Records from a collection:

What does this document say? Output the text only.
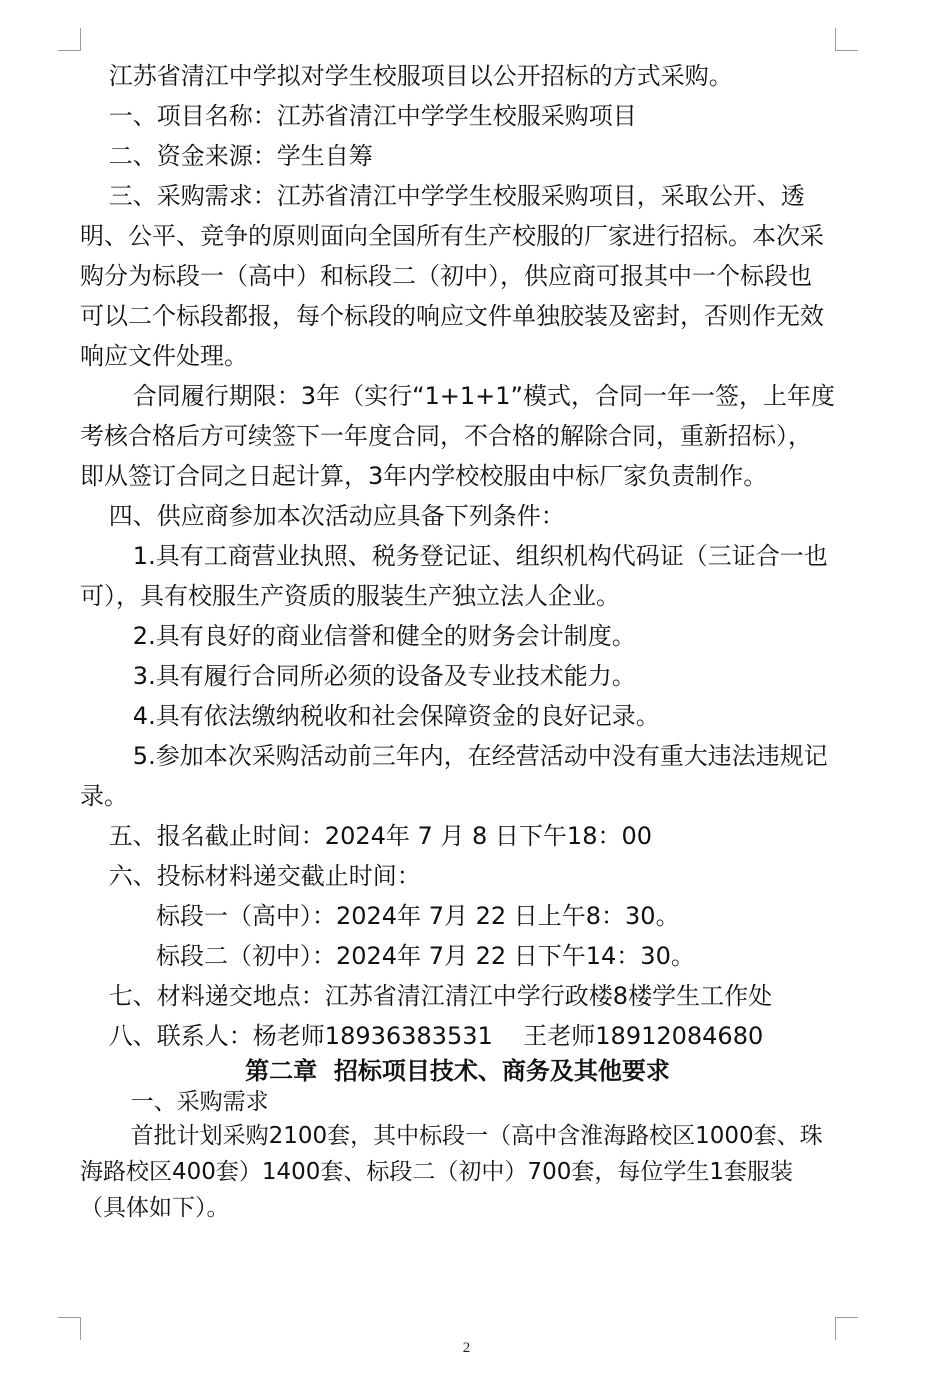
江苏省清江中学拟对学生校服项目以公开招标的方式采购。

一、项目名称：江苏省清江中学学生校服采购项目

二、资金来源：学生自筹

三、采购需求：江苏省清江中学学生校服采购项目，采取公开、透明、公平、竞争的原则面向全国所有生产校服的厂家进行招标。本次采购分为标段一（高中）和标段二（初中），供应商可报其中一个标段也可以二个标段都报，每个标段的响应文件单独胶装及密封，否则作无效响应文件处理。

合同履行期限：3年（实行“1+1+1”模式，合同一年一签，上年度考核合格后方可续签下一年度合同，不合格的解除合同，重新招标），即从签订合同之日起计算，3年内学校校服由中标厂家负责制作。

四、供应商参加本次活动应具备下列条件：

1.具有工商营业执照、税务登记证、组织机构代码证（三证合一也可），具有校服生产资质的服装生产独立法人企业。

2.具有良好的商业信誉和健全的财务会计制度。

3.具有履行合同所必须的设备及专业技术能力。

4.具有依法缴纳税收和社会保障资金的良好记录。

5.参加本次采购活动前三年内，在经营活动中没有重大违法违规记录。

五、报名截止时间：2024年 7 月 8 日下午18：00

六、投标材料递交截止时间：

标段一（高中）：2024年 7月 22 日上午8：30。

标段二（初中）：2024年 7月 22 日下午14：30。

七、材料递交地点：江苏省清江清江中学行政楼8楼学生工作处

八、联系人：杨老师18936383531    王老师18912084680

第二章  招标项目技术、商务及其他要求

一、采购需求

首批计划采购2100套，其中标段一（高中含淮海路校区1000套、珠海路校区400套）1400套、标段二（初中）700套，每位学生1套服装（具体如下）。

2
...
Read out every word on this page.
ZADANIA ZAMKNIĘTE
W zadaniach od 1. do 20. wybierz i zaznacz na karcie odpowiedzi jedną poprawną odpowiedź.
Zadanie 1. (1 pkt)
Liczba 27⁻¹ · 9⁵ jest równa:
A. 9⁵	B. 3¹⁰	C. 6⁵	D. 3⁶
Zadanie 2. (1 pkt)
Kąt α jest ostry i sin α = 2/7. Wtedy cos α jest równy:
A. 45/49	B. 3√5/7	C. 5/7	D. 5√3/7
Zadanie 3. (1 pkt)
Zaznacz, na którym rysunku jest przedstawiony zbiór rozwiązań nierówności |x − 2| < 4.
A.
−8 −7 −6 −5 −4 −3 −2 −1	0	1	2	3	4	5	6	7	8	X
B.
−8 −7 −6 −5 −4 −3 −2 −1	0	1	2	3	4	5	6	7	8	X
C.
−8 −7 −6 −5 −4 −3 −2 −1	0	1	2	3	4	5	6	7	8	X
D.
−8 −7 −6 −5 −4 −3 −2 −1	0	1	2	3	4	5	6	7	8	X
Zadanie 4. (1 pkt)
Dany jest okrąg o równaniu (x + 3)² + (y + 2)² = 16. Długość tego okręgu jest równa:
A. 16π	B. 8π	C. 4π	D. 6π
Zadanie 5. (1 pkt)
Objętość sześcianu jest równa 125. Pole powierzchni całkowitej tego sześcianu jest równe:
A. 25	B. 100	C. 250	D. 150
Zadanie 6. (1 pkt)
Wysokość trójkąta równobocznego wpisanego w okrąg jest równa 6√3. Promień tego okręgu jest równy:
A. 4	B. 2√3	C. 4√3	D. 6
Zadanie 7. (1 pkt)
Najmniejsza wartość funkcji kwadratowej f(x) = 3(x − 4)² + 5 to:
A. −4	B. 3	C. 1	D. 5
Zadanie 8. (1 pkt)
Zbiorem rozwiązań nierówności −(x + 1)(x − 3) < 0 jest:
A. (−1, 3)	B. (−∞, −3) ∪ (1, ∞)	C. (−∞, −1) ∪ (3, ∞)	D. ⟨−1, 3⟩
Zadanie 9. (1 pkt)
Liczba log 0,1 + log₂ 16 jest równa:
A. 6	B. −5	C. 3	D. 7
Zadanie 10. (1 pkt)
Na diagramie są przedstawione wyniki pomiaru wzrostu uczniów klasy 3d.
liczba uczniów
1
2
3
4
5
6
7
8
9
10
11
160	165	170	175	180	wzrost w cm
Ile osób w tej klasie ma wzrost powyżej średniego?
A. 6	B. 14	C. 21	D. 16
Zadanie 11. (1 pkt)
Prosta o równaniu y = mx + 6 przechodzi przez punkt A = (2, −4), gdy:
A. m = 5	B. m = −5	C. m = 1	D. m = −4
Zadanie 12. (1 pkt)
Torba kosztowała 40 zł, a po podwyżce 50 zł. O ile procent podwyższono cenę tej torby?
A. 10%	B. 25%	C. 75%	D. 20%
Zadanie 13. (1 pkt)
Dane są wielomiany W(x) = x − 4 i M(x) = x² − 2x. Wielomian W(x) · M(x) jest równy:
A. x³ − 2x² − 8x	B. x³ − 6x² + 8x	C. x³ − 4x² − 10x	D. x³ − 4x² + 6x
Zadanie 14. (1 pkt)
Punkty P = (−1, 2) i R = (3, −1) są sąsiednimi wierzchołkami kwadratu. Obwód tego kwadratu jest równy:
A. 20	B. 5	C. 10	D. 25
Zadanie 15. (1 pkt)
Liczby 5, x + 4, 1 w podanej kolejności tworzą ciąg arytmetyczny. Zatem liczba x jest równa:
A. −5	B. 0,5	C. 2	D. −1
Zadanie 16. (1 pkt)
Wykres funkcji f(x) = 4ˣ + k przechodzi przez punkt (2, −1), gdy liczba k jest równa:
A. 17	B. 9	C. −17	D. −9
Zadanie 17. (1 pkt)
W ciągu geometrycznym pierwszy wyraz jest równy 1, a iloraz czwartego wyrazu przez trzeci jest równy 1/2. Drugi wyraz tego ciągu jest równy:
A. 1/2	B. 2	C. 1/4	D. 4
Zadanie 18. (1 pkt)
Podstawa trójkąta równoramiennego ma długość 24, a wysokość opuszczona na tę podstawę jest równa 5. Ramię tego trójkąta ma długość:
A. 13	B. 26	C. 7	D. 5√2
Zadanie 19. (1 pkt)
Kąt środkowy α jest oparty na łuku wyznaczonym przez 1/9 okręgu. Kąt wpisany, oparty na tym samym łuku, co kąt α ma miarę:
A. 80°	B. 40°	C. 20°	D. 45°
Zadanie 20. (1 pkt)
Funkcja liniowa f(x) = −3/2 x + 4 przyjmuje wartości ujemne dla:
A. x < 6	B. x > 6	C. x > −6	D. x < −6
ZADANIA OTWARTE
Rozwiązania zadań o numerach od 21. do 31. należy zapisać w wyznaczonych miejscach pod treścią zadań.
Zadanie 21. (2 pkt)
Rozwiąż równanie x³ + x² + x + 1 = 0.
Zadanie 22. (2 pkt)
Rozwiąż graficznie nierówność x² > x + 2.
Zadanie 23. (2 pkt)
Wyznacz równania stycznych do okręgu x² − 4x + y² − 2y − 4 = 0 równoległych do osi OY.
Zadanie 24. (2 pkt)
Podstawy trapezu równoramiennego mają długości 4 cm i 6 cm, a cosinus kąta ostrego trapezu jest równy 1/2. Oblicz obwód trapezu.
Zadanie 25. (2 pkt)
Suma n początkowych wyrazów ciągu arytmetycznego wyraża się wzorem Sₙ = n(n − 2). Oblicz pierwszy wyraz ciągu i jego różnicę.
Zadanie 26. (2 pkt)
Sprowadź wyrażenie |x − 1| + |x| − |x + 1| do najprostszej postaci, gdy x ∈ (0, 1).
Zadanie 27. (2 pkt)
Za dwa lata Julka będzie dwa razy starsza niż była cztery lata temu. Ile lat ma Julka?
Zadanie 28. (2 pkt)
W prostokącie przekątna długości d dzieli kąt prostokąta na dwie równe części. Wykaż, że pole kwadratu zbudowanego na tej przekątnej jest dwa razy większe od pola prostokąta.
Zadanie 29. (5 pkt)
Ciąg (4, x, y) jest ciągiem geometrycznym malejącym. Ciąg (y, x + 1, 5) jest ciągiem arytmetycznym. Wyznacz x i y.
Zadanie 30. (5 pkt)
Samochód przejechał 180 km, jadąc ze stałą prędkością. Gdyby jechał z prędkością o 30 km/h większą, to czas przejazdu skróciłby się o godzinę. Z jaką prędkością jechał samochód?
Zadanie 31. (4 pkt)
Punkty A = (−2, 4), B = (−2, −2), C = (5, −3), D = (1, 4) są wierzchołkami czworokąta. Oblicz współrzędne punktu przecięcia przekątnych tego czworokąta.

- [PROBLEM TO WORK ON]:
Write out every line from the entries where "Oblicz" appears.

- [PROBLEM SOLUTION]:
Podstawy trapezu równoramiennego mają długości 4 cm i 6 cm, a cosinus kąta ostrego trapezu jest równy 1/2. Oblicz obwód trapezu.
Suma n początkowych wyrazów ciągu arytmetycznego wyraża się wzorem Sₙ = n(n − 2). Oblicz pierwszy wyraz ciągu i jego różnicę.
Punkty A = (−2, 4), B = (−2, −2), C = (5, −3), D = (1, 4) są wierzchołkami czworokąta. Oblicz współrzędne punktu przecięcia przekątnych tego czworokąta.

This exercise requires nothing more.